Listed entries -

-----

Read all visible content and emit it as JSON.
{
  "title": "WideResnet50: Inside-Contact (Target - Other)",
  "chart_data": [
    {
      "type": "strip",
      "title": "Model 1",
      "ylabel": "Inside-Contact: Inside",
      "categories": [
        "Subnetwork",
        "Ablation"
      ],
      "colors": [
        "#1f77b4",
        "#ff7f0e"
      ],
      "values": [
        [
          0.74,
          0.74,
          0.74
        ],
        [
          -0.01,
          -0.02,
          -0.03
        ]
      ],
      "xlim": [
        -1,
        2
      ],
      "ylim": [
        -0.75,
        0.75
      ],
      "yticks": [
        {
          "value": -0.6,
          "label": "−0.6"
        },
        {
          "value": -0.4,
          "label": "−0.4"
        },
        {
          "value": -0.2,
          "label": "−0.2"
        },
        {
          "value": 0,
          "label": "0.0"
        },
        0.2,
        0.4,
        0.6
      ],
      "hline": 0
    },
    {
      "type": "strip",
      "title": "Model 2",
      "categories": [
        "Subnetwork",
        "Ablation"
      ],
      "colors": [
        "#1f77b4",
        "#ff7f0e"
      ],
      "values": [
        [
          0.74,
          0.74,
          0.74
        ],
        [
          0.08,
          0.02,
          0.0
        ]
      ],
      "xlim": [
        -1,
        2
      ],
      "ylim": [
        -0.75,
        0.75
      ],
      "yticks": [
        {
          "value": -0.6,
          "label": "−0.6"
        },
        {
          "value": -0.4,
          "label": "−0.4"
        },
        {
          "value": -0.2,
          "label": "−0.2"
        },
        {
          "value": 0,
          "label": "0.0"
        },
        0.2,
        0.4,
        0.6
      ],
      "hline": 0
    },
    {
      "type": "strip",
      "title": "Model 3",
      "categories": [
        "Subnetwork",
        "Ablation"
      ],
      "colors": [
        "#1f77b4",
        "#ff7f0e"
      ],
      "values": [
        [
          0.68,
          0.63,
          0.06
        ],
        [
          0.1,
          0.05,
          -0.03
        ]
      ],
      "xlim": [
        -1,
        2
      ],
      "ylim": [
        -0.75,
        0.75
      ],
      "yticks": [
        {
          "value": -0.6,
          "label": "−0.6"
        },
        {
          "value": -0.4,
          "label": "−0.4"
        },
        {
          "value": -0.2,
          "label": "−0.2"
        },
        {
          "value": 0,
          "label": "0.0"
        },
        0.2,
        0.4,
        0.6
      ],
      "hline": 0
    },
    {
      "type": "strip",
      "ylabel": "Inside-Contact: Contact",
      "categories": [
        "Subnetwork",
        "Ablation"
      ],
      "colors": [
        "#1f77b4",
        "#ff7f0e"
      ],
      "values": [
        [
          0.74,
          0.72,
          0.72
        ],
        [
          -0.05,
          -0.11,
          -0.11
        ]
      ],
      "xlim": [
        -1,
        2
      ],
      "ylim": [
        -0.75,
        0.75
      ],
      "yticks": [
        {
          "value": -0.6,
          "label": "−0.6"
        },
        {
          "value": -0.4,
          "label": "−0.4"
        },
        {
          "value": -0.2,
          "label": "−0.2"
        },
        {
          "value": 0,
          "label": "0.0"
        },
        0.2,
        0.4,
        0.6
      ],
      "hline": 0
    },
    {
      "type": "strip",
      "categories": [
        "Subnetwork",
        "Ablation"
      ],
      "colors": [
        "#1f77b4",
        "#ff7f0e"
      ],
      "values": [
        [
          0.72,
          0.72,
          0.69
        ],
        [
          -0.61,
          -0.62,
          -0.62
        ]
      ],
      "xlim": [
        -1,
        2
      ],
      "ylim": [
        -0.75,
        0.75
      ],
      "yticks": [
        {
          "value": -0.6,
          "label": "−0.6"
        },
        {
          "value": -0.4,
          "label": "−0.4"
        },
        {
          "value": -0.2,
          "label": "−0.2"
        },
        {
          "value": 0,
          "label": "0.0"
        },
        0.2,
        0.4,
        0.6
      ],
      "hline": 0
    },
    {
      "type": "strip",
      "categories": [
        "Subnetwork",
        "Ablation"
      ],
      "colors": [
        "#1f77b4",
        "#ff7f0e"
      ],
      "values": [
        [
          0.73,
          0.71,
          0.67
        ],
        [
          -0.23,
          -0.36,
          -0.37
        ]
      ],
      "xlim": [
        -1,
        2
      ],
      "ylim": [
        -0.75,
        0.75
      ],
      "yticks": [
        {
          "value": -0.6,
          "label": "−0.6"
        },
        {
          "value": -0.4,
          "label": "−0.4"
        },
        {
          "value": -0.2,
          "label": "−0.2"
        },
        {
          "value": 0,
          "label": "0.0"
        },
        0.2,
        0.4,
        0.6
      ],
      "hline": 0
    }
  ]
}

-----

Exercise details - Provide all the records again, word for word.

Response for this exercise -
Read all visible content and emit it as JSON.
{
  "title": "WideResnet50: Inside-Contact (Target - Other)",
  "chart_data": [
    {
      "type": "strip",
      "title": "Model 1",
      "ylabel": "Inside-Contact: Inside",
      "categories": [
        "Subnetwork",
        "Ablation"
      ],
      "colors": [
        "#1f77b4",
        "#ff7f0e"
      ],
      "values": [
        [
          0.74,
          0.74,
          0.74
        ],
        [
          -0.01,
          -0.02,
          -0.03
        ]
      ],
      "xlim": [
        -1,
        2
      ],
      "ylim": [
        -0.75,
        0.75
      ],
      "yticks": [
        {
          "value": -0.6,
          "label": "−0.6"
        },
        {
          "value": -0.4,
          "label": "−0.4"
        },
        {
          "value": -0.2,
          "label": "−0.2"
        },
        {
          "value": 0,
          "label": "0.0"
        },
        0.2,
        0.4,
        0.6
      ],
      "hline": 0
    },
    {
      "type": "strip",
      "title": "Model 2",
      "categories": [
        "Subnetwork",
        "Ablation"
      ],
      "colors": [
        "#1f77b4",
        "#ff7f0e"
      ],
      "values": [
        [
          0.74,
          0.74,
          0.74
        ],
        [
          0.08,
          0.02,
          0.0
        ]
      ],
      "xlim": [
        -1,
        2
      ],
      "ylim": [
        -0.75,
        0.75
      ],
      "yticks": [
        {
          "value": -0.6,
          "label": "−0.6"
        },
        {
          "value": -0.4,
          "label": "−0.4"
        },
        {
          "value": -0.2,
          "label": "−0.2"
        },
        {
          "value": 0,
          "label": "0.0"
        },
        0.2,
        0.4,
        0.6
      ],
      "hline": 0
    },
    {
      "type": "strip",
      "title": "Model 3",
      "categories": [
        "Subnetwork",
        "Ablation"
      ],
      "colors": [
        "#1f77b4",
        "#ff7f0e"
      ],
      "values": [
        [
          0.68,
          0.63,
          0.06
        ],
        [
          0.1,
          0.05,
          -0.03
        ]
      ],
      "xlim": [
        -1,
        2
      ],
      "ylim": [
        -0.75,
        0.75
      ],
      "yticks": [
        {
          "value": -0.6,
          "label": "−0.6"
        },
        {
          "value": -0.4,
          "label": "−0.4"
        },
        {
          "value": -0.2,
          "label": "−0.2"
        },
        {
          "value": 0,
          "label": "0.0"
        },
        0.2,
        0.4,
        0.6
      ],
      "hline": 0
    },
    {
      "type": "strip",
      "ylabel": "Inside-Contact: Contact",
      "categories": [
        "Subnetwork",
        "Ablation"
      ],
      "colors": [
        "#1f77b4",
        "#ff7f0e"
      ],
      "values": [
        [
          0.74,
          0.72,
          0.72
        ],
        [
          -0.05,
          -0.11,
          -0.11
        ]
      ],
      "xlim": [
        -1,
        2
      ],
      "ylim": [
        -0.75,
        0.75
      ],
      "yticks": [
        {
          "value": -0.6,
          "label": "−0.6"
        },
        {
          "value": -0.4,
          "label": "−0.4"
        },
        {
          "value": -0.2,
          "label": "−0.2"
        },
        {
          "value": 0,
          "label": "0.0"
        },
        0.2,
        0.4,
        0.6
      ],
      "hline": 0
    },
    {
      "type": "strip",
      "categories": [
        "Subnetwork",
        "Ablation"
      ],
      "colors": [
        "#1f77b4",
        "#ff7f0e"
      ],
      "values": [
        [
          0.72,
          0.72,
          0.69
        ],
        [
          -0.61,
          -0.62,
          -0.62
        ]
      ],
      "xlim": [
        -1,
        2
      ],
      "ylim": [
        -0.75,
        0.75
      ],
      "yticks": [
        {
          "value": -0.6,
          "label": "−0.6"
        },
        {
          "value": -0.4,
          "label": "−0.4"
        },
        {
          "value": -0.2,
          "label": "−0.2"
        },
        {
          "value": 0,
          "label": "0.0"
        },
        0.2,
        0.4,
        0.6
      ],
      "hline": 0
    },
    {
      "type": "strip",
      "categories": [
        "Subnetwork",
        "Ablation"
      ],
      "colors": [
        "#1f77b4",
        "#ff7f0e"
      ],
      "values": [
        [
          0.73,
          0.71,
          0.67
        ],
        [
          -0.23,
          -0.36,
          -0.37
        ]
      ],
      "xlim": [
        -1,
        2
      ],
      "ylim": [
        -0.75,
        0.75
      ],
      "yticks": [
        {
          "value": -0.6,
          "label": "−0.6"
        },
        {
          "value": -0.4,
          "label": "−0.4"
        },
        {
          "value": -0.2,
          "label": "−0.2"
        },
        {
          "value": 0,
          "label": "0.0"
        },
        0.2,
        0.4,
        0.6
      ],
      "hline": 0
    }
  ]
}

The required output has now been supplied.